(Data items)
◆ ◆ ◆
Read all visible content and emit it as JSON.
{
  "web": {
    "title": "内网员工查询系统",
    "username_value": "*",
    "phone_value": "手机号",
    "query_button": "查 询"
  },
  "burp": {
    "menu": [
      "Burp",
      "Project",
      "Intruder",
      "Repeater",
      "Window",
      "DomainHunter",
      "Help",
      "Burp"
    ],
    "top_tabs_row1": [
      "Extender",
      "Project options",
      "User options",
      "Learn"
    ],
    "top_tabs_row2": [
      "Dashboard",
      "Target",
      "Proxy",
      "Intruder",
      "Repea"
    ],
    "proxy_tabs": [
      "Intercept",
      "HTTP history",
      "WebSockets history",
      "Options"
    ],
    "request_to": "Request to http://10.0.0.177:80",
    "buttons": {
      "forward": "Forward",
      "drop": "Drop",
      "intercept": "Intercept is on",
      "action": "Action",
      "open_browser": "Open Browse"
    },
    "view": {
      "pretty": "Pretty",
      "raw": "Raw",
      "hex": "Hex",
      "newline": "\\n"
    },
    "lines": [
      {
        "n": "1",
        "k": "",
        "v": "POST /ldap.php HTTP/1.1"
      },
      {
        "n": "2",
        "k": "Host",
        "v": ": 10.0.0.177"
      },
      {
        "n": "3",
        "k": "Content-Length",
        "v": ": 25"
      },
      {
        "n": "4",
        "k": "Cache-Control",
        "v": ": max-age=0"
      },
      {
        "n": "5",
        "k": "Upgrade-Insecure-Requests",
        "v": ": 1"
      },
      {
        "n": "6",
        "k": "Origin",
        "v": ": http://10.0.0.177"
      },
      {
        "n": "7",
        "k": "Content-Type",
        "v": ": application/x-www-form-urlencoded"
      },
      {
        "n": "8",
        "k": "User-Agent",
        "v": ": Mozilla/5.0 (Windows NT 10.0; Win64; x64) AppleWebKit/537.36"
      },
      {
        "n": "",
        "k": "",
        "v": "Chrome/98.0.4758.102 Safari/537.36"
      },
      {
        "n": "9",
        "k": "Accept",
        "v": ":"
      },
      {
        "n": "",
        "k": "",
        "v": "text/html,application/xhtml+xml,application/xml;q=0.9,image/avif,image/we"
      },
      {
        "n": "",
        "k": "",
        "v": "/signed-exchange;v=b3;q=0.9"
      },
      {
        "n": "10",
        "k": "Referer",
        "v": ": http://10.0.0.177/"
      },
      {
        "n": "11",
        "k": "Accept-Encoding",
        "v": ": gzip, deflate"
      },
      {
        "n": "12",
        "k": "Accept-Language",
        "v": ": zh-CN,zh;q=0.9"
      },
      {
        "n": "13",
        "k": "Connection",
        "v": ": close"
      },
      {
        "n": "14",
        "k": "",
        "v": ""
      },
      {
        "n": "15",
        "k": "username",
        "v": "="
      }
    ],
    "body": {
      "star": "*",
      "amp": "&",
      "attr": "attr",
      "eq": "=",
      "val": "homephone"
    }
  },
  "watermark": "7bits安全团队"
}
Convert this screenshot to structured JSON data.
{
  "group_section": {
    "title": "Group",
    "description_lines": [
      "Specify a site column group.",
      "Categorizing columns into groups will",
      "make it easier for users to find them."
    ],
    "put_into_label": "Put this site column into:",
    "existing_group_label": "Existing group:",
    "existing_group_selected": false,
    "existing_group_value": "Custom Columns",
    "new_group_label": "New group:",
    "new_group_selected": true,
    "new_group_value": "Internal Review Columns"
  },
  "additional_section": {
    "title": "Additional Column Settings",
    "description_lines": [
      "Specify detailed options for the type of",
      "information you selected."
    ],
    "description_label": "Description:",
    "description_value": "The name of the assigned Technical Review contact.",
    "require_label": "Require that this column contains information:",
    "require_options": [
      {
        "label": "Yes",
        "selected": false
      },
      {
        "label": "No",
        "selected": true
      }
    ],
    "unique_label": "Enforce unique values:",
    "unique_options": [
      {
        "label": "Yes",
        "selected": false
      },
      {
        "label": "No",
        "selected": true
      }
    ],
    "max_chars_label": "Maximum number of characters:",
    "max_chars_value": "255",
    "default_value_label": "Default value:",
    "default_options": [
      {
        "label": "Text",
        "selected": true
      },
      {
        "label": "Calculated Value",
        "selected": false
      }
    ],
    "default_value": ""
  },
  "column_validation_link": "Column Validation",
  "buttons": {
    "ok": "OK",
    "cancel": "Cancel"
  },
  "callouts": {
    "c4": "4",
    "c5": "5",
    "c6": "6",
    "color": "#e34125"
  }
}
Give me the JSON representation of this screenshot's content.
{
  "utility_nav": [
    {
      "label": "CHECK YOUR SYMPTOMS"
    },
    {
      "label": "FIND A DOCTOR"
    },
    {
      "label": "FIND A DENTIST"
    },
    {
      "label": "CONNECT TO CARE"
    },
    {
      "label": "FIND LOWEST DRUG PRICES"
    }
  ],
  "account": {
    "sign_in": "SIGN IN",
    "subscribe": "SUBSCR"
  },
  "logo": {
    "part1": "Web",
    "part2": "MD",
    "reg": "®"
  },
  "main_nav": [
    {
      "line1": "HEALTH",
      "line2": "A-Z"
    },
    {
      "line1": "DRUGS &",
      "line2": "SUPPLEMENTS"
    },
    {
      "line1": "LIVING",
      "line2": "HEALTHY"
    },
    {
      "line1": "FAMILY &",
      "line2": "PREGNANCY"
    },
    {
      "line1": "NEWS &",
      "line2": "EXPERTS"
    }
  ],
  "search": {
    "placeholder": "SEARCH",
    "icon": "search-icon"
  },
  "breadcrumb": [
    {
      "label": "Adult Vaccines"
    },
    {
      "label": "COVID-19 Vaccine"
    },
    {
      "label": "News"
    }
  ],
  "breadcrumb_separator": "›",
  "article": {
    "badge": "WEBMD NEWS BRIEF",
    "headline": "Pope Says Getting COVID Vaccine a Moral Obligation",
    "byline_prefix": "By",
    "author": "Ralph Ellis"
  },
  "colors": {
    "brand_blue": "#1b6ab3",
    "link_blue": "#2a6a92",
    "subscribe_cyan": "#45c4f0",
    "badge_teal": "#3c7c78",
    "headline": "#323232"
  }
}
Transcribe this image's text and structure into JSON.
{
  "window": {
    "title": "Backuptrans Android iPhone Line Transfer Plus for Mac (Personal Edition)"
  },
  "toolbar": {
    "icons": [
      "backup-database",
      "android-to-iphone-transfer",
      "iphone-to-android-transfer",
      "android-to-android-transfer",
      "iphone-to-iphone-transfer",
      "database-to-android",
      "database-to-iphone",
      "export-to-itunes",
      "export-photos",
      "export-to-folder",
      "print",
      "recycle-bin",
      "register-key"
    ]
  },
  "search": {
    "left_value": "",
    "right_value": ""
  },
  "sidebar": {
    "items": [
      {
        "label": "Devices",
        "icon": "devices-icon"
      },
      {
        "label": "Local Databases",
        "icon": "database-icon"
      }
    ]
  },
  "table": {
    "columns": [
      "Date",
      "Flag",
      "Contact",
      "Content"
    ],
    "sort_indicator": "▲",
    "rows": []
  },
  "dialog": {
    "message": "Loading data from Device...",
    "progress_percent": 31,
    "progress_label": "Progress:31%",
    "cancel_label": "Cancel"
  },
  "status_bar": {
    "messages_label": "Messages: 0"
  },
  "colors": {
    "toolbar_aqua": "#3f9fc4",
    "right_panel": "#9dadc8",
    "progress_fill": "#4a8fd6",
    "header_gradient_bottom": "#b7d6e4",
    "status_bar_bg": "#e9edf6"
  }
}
◆ ◆ ◆
**Task details**
Gather each line from the listing above that holds "site".

**The answer**
      "Specify a site column group.",
    "put_into_label": "Put this site column into:",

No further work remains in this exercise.